### Records for processing
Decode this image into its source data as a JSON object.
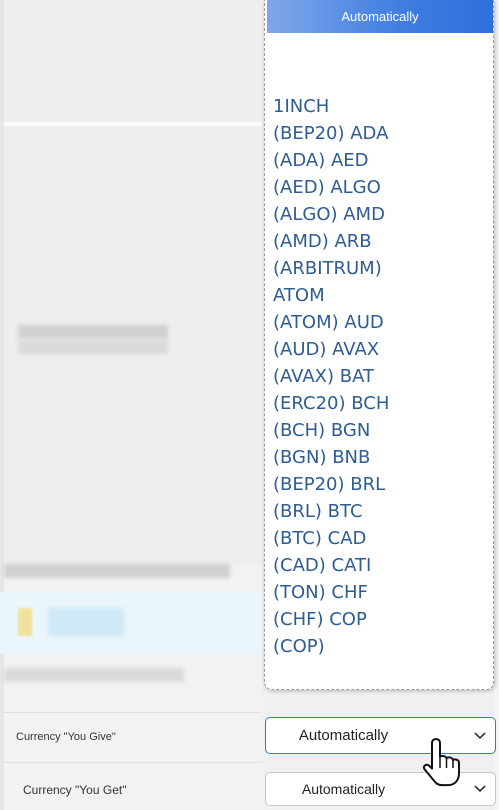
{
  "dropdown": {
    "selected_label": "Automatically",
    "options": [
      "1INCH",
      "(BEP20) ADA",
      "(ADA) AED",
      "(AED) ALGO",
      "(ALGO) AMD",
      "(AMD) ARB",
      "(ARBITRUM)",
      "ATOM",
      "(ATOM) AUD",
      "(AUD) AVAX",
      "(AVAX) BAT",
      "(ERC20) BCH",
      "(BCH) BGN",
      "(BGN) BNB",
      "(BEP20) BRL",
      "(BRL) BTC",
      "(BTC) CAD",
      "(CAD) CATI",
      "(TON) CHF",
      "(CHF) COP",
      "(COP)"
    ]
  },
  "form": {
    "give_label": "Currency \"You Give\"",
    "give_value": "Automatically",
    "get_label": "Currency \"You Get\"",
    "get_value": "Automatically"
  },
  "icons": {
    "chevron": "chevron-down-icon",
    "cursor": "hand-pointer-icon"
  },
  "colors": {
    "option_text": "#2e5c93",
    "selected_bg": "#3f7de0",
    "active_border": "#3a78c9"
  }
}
---
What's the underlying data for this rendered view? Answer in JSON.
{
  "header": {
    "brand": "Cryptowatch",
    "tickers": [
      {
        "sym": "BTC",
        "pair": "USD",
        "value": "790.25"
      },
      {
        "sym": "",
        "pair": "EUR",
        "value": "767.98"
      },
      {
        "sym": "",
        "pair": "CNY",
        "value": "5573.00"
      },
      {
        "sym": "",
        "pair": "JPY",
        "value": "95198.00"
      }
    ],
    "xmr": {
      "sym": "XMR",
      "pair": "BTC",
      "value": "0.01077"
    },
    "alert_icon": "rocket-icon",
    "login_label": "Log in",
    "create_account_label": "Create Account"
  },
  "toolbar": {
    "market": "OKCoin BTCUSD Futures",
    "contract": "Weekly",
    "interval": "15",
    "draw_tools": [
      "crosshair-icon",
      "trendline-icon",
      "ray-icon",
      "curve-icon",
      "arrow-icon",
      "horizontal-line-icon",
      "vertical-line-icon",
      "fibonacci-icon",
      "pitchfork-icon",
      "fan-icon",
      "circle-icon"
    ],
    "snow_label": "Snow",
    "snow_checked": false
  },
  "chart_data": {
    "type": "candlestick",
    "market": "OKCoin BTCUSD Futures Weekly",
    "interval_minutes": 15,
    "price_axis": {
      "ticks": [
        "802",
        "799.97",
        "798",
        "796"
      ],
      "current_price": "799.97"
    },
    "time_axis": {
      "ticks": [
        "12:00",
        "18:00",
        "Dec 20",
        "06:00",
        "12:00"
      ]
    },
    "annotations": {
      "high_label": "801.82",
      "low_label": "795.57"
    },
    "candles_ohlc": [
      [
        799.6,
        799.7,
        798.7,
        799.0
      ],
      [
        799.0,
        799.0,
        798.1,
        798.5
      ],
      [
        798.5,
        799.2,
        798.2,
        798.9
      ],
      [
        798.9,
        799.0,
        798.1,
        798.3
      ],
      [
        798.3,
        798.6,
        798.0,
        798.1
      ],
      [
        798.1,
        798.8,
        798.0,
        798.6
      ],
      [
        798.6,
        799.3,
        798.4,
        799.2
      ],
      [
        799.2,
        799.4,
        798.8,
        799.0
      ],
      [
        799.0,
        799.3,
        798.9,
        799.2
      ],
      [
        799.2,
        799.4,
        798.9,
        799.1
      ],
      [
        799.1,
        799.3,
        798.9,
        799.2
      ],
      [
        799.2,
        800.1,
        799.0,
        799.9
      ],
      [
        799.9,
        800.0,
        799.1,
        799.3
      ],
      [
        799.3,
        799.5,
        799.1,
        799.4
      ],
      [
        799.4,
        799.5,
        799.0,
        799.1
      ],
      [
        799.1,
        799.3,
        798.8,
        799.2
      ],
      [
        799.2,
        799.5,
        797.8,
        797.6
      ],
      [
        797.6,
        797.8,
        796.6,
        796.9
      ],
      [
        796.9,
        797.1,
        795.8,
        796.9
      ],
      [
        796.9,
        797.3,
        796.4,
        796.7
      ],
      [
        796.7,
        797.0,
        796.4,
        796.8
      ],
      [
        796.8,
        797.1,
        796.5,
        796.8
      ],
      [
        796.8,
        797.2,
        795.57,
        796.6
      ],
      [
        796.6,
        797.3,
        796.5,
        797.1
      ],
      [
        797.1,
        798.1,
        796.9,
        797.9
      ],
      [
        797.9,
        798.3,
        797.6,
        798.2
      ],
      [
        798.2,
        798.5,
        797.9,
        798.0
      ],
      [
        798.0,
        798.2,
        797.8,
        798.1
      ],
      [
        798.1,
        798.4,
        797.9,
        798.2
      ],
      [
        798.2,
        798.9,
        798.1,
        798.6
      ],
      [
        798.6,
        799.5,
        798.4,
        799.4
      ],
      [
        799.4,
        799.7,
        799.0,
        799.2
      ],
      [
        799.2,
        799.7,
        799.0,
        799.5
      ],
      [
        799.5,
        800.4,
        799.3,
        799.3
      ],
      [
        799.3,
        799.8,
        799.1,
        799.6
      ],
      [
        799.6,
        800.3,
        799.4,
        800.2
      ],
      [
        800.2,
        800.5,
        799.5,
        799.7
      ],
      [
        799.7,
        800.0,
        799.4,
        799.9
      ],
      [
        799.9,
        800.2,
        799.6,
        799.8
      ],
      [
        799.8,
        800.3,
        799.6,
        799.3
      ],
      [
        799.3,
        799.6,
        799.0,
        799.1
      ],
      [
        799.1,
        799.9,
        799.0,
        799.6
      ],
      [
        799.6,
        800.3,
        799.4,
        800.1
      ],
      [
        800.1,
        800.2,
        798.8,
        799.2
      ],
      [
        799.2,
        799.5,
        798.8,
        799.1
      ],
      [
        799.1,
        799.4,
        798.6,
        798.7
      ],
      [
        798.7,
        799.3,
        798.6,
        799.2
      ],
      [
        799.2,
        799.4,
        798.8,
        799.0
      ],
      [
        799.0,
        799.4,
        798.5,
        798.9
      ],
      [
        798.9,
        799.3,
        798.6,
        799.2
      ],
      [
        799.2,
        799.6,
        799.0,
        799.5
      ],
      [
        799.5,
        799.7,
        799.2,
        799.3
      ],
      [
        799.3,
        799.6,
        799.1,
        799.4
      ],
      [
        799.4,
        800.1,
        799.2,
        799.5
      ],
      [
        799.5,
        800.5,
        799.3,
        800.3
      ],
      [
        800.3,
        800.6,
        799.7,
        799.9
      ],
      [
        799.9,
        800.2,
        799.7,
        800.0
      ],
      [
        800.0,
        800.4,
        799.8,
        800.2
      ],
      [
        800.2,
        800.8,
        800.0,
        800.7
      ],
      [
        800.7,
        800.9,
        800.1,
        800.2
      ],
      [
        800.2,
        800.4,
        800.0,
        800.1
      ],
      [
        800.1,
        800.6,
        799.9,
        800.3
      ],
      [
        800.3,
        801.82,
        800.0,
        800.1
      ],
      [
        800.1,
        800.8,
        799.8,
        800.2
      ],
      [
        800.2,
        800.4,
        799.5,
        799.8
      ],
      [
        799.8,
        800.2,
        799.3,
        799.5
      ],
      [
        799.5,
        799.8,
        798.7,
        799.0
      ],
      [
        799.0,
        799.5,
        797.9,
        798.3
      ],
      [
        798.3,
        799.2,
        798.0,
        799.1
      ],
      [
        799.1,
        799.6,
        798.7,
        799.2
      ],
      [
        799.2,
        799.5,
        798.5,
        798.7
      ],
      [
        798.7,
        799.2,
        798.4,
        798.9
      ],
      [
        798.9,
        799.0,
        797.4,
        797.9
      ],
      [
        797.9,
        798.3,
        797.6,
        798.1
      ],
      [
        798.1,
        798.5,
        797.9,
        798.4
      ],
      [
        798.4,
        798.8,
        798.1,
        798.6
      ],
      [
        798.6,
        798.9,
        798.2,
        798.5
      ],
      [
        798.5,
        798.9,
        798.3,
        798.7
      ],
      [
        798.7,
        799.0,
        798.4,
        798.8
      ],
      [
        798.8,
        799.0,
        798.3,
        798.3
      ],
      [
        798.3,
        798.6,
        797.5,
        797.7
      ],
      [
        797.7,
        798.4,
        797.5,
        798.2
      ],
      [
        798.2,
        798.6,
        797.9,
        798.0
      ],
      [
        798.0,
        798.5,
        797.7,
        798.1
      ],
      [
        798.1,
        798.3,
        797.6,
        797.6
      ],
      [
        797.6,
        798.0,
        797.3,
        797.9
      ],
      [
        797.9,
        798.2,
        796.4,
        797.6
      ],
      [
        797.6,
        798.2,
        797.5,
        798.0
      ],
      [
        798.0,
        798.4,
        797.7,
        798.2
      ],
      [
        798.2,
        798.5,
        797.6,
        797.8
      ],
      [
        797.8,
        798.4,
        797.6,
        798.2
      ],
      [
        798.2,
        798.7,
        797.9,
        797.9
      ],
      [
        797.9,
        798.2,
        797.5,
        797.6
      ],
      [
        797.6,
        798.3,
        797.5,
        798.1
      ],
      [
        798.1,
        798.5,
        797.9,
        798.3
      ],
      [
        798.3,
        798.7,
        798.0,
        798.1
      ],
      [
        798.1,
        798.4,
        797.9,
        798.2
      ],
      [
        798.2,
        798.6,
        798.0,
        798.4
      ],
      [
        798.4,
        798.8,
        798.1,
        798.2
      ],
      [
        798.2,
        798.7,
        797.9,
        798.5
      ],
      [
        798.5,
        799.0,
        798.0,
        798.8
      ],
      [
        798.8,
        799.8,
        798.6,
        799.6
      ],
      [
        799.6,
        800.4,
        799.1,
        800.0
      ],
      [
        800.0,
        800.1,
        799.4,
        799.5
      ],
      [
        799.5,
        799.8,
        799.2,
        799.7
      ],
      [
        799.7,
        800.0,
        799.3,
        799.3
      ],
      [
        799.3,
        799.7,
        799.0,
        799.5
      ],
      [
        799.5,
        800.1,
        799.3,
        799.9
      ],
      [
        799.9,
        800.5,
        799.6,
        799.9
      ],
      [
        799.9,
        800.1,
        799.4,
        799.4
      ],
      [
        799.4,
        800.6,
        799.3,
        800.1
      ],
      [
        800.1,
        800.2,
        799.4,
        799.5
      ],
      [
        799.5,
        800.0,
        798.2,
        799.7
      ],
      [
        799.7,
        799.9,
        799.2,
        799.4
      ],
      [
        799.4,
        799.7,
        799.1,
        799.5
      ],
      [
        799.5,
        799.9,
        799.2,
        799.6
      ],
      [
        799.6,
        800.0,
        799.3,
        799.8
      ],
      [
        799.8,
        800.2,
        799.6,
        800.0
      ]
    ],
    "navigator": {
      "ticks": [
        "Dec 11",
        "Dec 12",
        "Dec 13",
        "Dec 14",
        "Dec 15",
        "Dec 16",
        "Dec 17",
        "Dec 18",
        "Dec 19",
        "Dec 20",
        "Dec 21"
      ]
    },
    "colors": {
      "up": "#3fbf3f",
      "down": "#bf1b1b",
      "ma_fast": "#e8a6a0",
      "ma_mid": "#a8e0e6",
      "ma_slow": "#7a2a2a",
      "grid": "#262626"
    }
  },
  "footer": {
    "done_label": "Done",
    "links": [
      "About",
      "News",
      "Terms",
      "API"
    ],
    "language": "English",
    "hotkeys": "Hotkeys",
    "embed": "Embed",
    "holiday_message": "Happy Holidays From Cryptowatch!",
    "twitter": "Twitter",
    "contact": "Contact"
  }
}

### Set task
Copy out all lines from the material above that contain the string "Cryptowatch".

### Complete output
    "brand": "Cryptowatch",
    "holiday_message": "Happy Holidays From Cryptowatch!",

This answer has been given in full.